[Data entries for graphics]

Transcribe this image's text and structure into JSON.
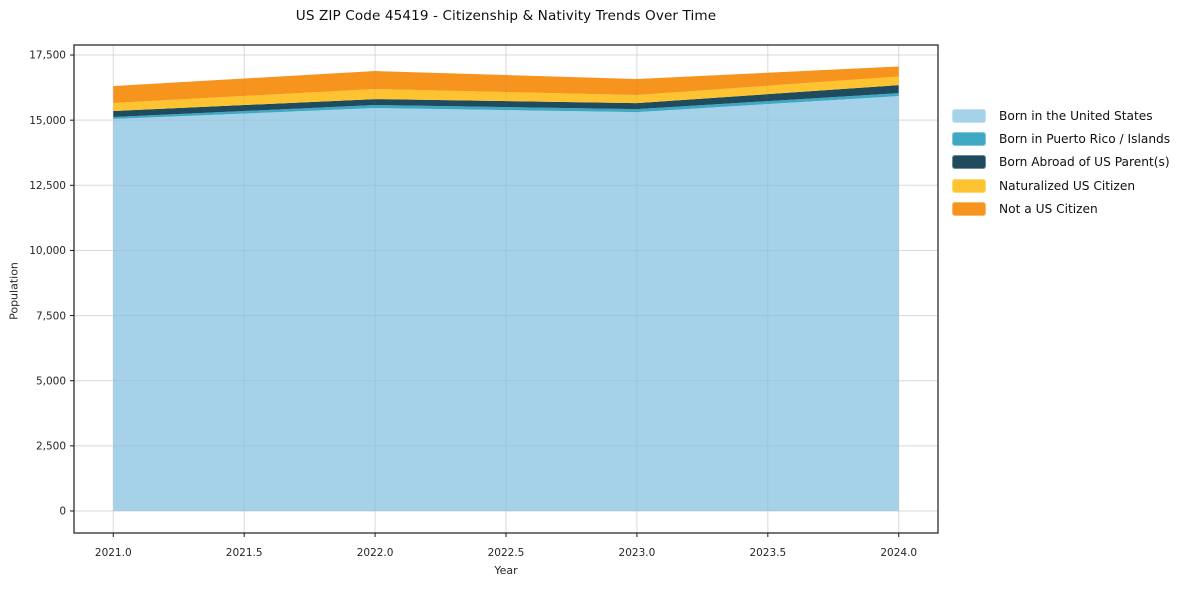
{
  "chart_data": {
    "type": "area",
    "stacked": true,
    "title": "US ZIP Code 45419 - Citizenship & Nativity Trends Over Time",
    "xlabel": "Year",
    "ylabel": "Population",
    "x": [
      2021,
      2022,
      2023,
      2024
    ],
    "series": [
      {
        "name": "Born in the United States",
        "color": "#a5d2e8",
        "values": [
          15045,
          15465,
          15310,
          15925
        ]
      },
      {
        "name": "Born in Puerto Rico / Islands",
        "color": "#3fa8c2",
        "values": [
          75,
          115,
          115,
          115
        ]
      },
      {
        "name": "Born Abroad of US Parent(s)",
        "color": "#1f4b5e",
        "values": [
          230,
          230,
          230,
          305
        ]
      },
      {
        "name": "Naturalized US Citizen",
        "color": "#fdc330",
        "values": [
          310,
          385,
          310,
          330
        ]
      },
      {
        "name": "Not a US Citizen",
        "color": "#f7941e",
        "values": [
          650,
          690,
          615,
          385
        ]
      }
    ],
    "totals": [
      16310,
      16885,
      16580,
      17060
    ],
    "xlim": [
      2020.85,
      2024.15
    ],
    "ylim": [
      -845,
      17885
    ],
    "xticks": [
      2021.0,
      2021.5,
      2022.0,
      2022.5,
      2023.0,
      2023.5,
      2024.0
    ],
    "xtick_labels": [
      "2021.0",
      "2021.5",
      "2022.0",
      "2022.5",
      "2023.0",
      "2023.5",
      "2024.0"
    ],
    "yticks": [
      0,
      2500,
      5000,
      7500,
      10000,
      12500,
      15000,
      17500
    ],
    "ytick_labels": [
      "0",
      "2,500",
      "5,000",
      "7,500",
      "10,000",
      "12,500",
      "15,000",
      "17,500"
    ],
    "grid": true,
    "grid_color": "#e7e7e7",
    "spine_color": "#1a1a1a",
    "text_color": "#262626",
    "legend_position": "right of axes, no frame"
  }
}
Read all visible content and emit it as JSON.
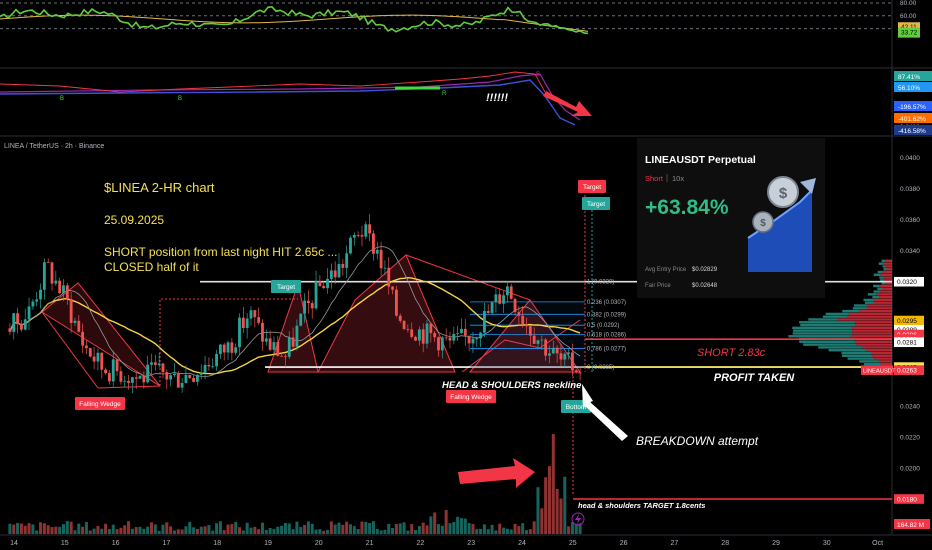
{
  "header": {
    "symbol_line": "LINEA / TetherUS · 2h · Binance"
  },
  "annotations": {
    "title": "$LINEA   2-HR chart",
    "date": "25.09.2025",
    "note_line1": "SHORT position from last night HIT 2.65c ...",
    "note_line2": "CLOSED half of it",
    "exclaim": "!!!!!!",
    "short_label": "SHORT 2.83c",
    "profit_label": "PROFIT TAKEN",
    "neckline_label": "HEAD & SHOULDERS neckline",
    "breakdown_label": "BREAKDOWN attempt",
    "hs_target_label": "head & shoulders TARGET 1.8cents",
    "tag_target1": "Target",
    "tag_target2": "Target",
    "tag_target3": "Target",
    "tag_falling1": "Falling Wedge",
    "tag_falling2": "Falling Wedge",
    "tag_bottom": "Bottom"
  },
  "pnl_card": {
    "title": "LINEAUSDT Perpetual",
    "side": "Short",
    "leverage": "10x",
    "roi": "+63.84%",
    "entry_label": "Avg Entry Price",
    "entry_value": "$0.02829",
    "fair_label": "Fair Price",
    "fair_value": "$0.02648"
  },
  "fib_levels": [
    {
      "label": "1 (0.0320)",
      "price": 0.032
    },
    {
      "label": "0.236 (0.0307)",
      "price": 0.0307
    },
    {
      "label": "0.382 (0.0299)",
      "price": 0.0299
    },
    {
      "label": "0.5 (0.0292)",
      "price": 0.0292
    },
    {
      "label": "0.618 (0.0286)",
      "price": 0.0286
    },
    {
      "label": "0.786 (0.0277)",
      "price": 0.0277
    },
    {
      "label": "0 (0.0265)",
      "price": 0.0265
    }
  ],
  "price_axis": {
    "ticks": [
      "0.0420",
      "0.0400",
      "0.0380",
      "0.0360",
      "0.0340",
      "0.0240",
      "0.0220",
      "0.0200"
    ],
    "tick_values": [
      0.042,
      0.04,
      0.038,
      0.036,
      0.034,
      0.024,
      0.022,
      0.02
    ]
  },
  "price_badges": [
    {
      "text": "0.0320",
      "price": 0.032,
      "color": "#ffffff",
      "fg": "#000000"
    },
    {
      "text": "0.0295",
      "price": 0.0295,
      "color": "#f5b800",
      "fg": "#000000"
    },
    {
      "text": "0.0289",
      "price": 0.0289,
      "color": "#ffffff",
      "fg": "#000000"
    },
    {
      "text": "0.0286",
      "price": 0.0286,
      "color": "#f23645",
      "fg": "#ffffff"
    },
    {
      "text": "0.0283",
      "price": 0.0283,
      "color": "#f23645",
      "fg": "#ffffff"
    },
    {
      "text": "0.0281",
      "price": 0.0281,
      "color": "#ffffff",
      "fg": "#000000"
    },
    {
      "text": "0.0265",
      "price": 0.0265,
      "color": "#f5e050",
      "fg": "#000000"
    },
    {
      "text": "0.0263",
      "price": 0.0263,
      "color": "#f23645",
      "fg": "#ffffff"
    },
    {
      "text": "0.0180",
      "price": 0.018,
      "color": "#f23645",
      "fg": "#ffffff"
    }
  ],
  "symbol_badge": "LINEAUSDT",
  "volume_badge": "164.82 M",
  "rsi_axis": {
    "ticks": [
      "80.00",
      "60.00",
      "40.00"
    ],
    "tick_values": [
      80,
      60,
      40
    ],
    "badges": [
      "42.11",
      "33.72"
    ],
    "badge_values": [
      42.11,
      33.72
    ]
  },
  "osc_axis": {
    "badges": [
      "87.41%",
      "56.10%",
      "-196.57%",
      "-401.62%",
      "-416.58%"
    ]
  },
  "osc_markers": [
    "B",
    "B",
    "R",
    "S"
  ],
  "time_axis": {
    "labels": [
      "14",
      "15",
      "16",
      "17",
      "18",
      "19",
      "20",
      "21",
      "22",
      "23",
      "24",
      "25",
      "26",
      "27",
      "28",
      "29",
      "30",
      "Oct"
    ]
  },
  "colors": {
    "up": "#26a69a",
    "down": "#ef5350",
    "accent_yellow": "#f5e050",
    "rsi": "#5fcf3e",
    "rsi_ma": "#e0b84a"
  },
  "chart_data": {
    "type": "candlestick",
    "title": "$LINEA   2-HR chart",
    "x_labels": [
      "14",
      "15",
      "16",
      "17",
      "18",
      "19",
      "20",
      "21",
      "22",
      "23",
      "24",
      "25",
      "26",
      "27",
      "28",
      "29",
      "30",
      "Oct"
    ],
    "ylim": [
      0.017,
      0.043
    ],
    "series": [
      {
        "name": "LINEA / TetherUS",
        "approx_close": [
          0.029,
          0.03,
          0.033,
          0.031,
          0.028,
          0.0265,
          0.0262,
          0.0258,
          0.0262,
          0.0258,
          0.0262,
          0.027,
          0.028,
          0.03,
          0.028,
          0.0272,
          0.03,
          0.032,
          0.033,
          0.0355,
          0.034,
          0.03,
          0.029,
          0.0285,
          0.028,
          0.0285,
          0.03,
          0.0318,
          0.0295,
          0.028,
          0.0268,
          0.0265
        ]
      }
    ],
    "levels": {
      "short_entry": 0.0283,
      "profit_taken": 0.0265,
      "neckline": 0.0265,
      "hs_target": 0.018,
      "resistance": 0.032
    }
  }
}
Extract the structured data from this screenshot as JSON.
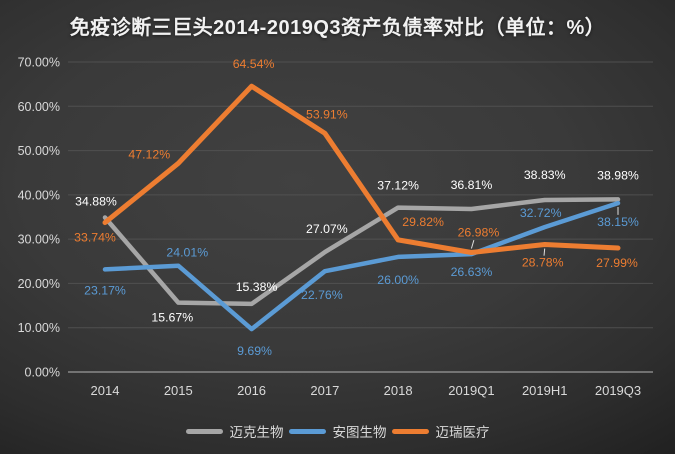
{
  "title": "免疫诊断三巨头2014-2019Q3资产负债率对比（单位：%）",
  "chart_data": {
    "type": "line",
    "title": "免疫诊断三巨头2014-2019Q3资产负债率对比（单位：%）",
    "categories": [
      "2014",
      "2015",
      "2016",
      "2017",
      "2018",
      "2019Q1",
      "2019H1",
      "2019Q3"
    ],
    "series": [
      {
        "name": "迈克生物",
        "color": "#A6A6A6",
        "label_color": "#FFFFFF",
        "values": [
          34.88,
          15.67,
          15.38,
          27.07,
          37.12,
          36.81,
          38.83,
          38.98
        ],
        "labels": [
          "34.88%",
          "15.67%",
          "15.38%",
          "27.07%",
          "37.12%",
          "36.81%",
          "38.83%",
          "38.98%"
        ],
        "label_offsets": [
          [
            -9,
            -16,
            0
          ],
          [
            -6,
            15,
            0
          ],
          [
            5,
            -17,
            0
          ],
          [
            2,
            -23,
            0
          ],
          [
            0,
            -22,
            0
          ],
          [
            0,
            -24,
            0
          ],
          [
            0,
            -25,
            0
          ],
          [
            0,
            -24,
            0
          ]
        ]
      },
      {
        "name": "安图生物",
        "color": "#5B9BD5",
        "label_color": "#5B9BD5",
        "values": [
          23.17,
          24.01,
          9.69,
          22.76,
          26.0,
          26.63,
          32.72,
          38.15
        ],
        "labels": [
          "23.17%",
          "24.01%",
          "9.69%",
          "22.76%",
          "26.00%",
          "26.63%",
          "32.72%",
          "38.15%"
        ],
        "label_offsets": [
          [
            0,
            21,
            0
          ],
          [
            9,
            -13,
            0
          ],
          [
            3,
            22,
            0
          ],
          [
            -3,
            24,
            0
          ],
          [
            0,
            23,
            0
          ],
          [
            0,
            18,
            0
          ],
          [
            -4,
            -14,
            0
          ],
          [
            0,
            19,
            1
          ]
        ]
      },
      {
        "name": "迈瑞医疗",
        "color": "#ED7D31",
        "label_color": "#ED7D31",
        "values": [
          33.74,
          47.12,
          64.54,
          53.91,
          29.82,
          26.98,
          28.78,
          27.99
        ],
        "labels": [
          "33.74%",
          "47.12%",
          "64.54%",
          "53.91%",
          "29.82%",
          "26.98%",
          "28.78%",
          "27.99%"
        ],
        "label_offsets": [
          [
            -10,
            15,
            0
          ],
          [
            -29,
            -9,
            0
          ],
          [
            2,
            -22,
            0
          ],
          [
            2,
            -19,
            0
          ],
          [
            25,
            -18,
            0
          ],
          [
            7,
            -20,
            1
          ],
          [
            -2,
            18,
            1
          ],
          [
            -1,
            15,
            0
          ]
        ]
      }
    ],
    "ylim": [
      0,
      70
    ],
    "ytick_step": 10,
    "ytick_labels": [
      "0.00%",
      "10.00%",
      "20.00%",
      "30.00%",
      "40.00%",
      "50.00%",
      "60.00%",
      "70.00%"
    ],
    "grid": true,
    "legend_position": "bottom",
    "axis_text_color": "#D9D9D9",
    "gridline_color": "#565656",
    "axis_line_color": "#A0A0A0",
    "leader_line_color": "#E0E0E0"
  }
}
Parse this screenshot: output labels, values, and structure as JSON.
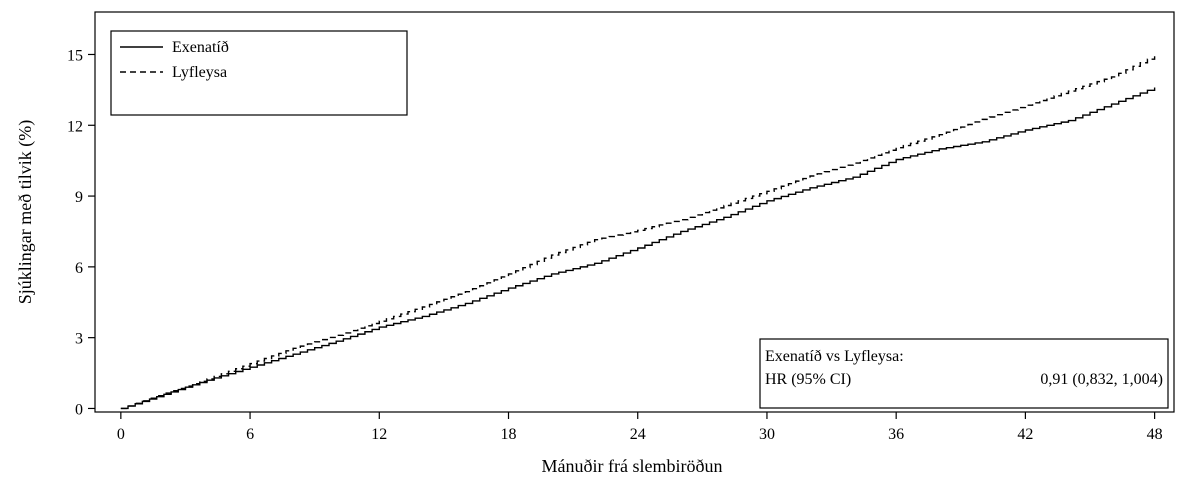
{
  "chart_data": {
    "type": "line",
    "title": "",
    "xlabel": "Mánuðir frá slembiröðun",
    "ylabel": "Sjúklingar með tilvik (%)",
    "xlim": [
      -1.2,
      48.9
    ],
    "ylim": [
      -0.15,
      16.8
    ],
    "x_ticks": [
      0,
      6,
      12,
      18,
      24,
      30,
      36,
      42,
      48
    ],
    "x_tick_labels": [
      "0",
      "6",
      "12",
      "18",
      "24",
      "30",
      "36",
      "42",
      "48"
    ],
    "y_ticks": [
      0,
      3,
      6,
      9,
      12,
      15
    ],
    "y_tick_labels": [
      "0",
      "3",
      "6",
      "9",
      "12",
      "15"
    ],
    "grid": false,
    "legend_position": "top-left",
    "series": [
      {
        "name": "Exenatíð",
        "style": "solid",
        "x": [
          0,
          2,
          4,
          6,
          8,
          10,
          12,
          14,
          16,
          18,
          20,
          22,
          24,
          26,
          28,
          30,
          32,
          34,
          36,
          38,
          40,
          42,
          44,
          46,
          48
        ],
        "y": [
          0,
          0.6,
          1.2,
          1.75,
          2.3,
          2.85,
          3.45,
          3.9,
          4.45,
          5.1,
          5.7,
          6.15,
          6.8,
          7.5,
          8.1,
          8.8,
          9.35,
          9.8,
          10.55,
          11.0,
          11.3,
          11.8,
          12.2,
          12.9,
          13.6
        ]
      },
      {
        "name": "Lyfleysa",
        "style": "dashed",
        "x": [
          0,
          2,
          4,
          6,
          8,
          10,
          12,
          14,
          16,
          18,
          20,
          22,
          24,
          26,
          28,
          30,
          32,
          34,
          36,
          38,
          40,
          42,
          44,
          46,
          48
        ],
        "y": [
          0,
          0.65,
          1.25,
          1.9,
          2.55,
          3.1,
          3.7,
          4.3,
          4.95,
          5.7,
          6.5,
          7.15,
          7.55,
          8.0,
          8.6,
          9.2,
          9.85,
          10.4,
          11.05,
          11.6,
          12.25,
          12.85,
          13.45,
          14.05,
          14.95
        ]
      }
    ],
    "annotation": {
      "heading": "Exenatíð vs Lyfleysa:",
      "label": "HR (95% CI)",
      "value": "0,91 (0,832, 1,004)",
      "position": "bottom-right"
    }
  }
}
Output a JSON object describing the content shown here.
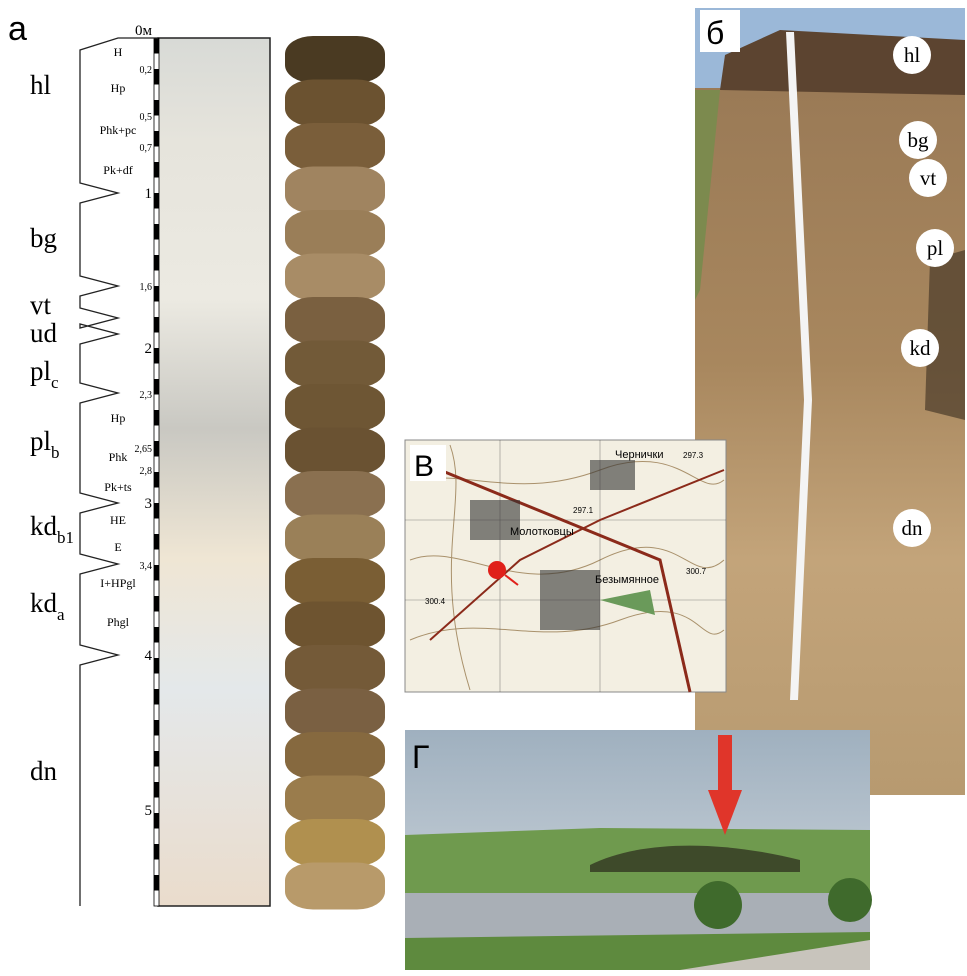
{
  "panels": {
    "a": "а",
    "b": "б",
    "v": "В",
    "g": "Г"
  },
  "depth_scale": [
    "0м",
    "0,2",
    "0,5",
    "0,7",
    "1",
    "1,6",
    "2",
    "2,3",
    "2,65",
    "2,8",
    "3",
    "3,4",
    "4",
    "5"
  ],
  "horizons": [
    {
      "base": "hl"
    },
    {
      "base": "bg"
    },
    {
      "base": "vt"
    },
    {
      "base": "ud"
    },
    {
      "base": "pl",
      "sub": "c"
    },
    {
      "base": "pl",
      "sub": "b"
    },
    {
      "base": "kd",
      "sub": "b1"
    },
    {
      "base": "kd",
      "sub": "a"
    },
    {
      "base": "dn"
    }
  ],
  "subhorizons": [
    "H",
    "Hp",
    "Phk+pc",
    "Pk+df",
    "Hp",
    "Phk",
    "Pk+ts",
    "HE",
    "E",
    "I+HPgl",
    "Phgl"
  ],
  "photo_labels": [
    "hl",
    "bg",
    "vt",
    "pl",
    "kd",
    "dn"
  ],
  "map_labels": [
    "Чернички",
    "Молотковцы",
    "Безымянное",
    "297.3",
    "297.1",
    "300.7",
    "300.4"
  ]
}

- _Task description_
Show every line from the entries above in which the word "ylabel" appears.

- _Result below_
    "ylabel": "Population",
    "ylabel": "Sjúklingar með tilvik (%)",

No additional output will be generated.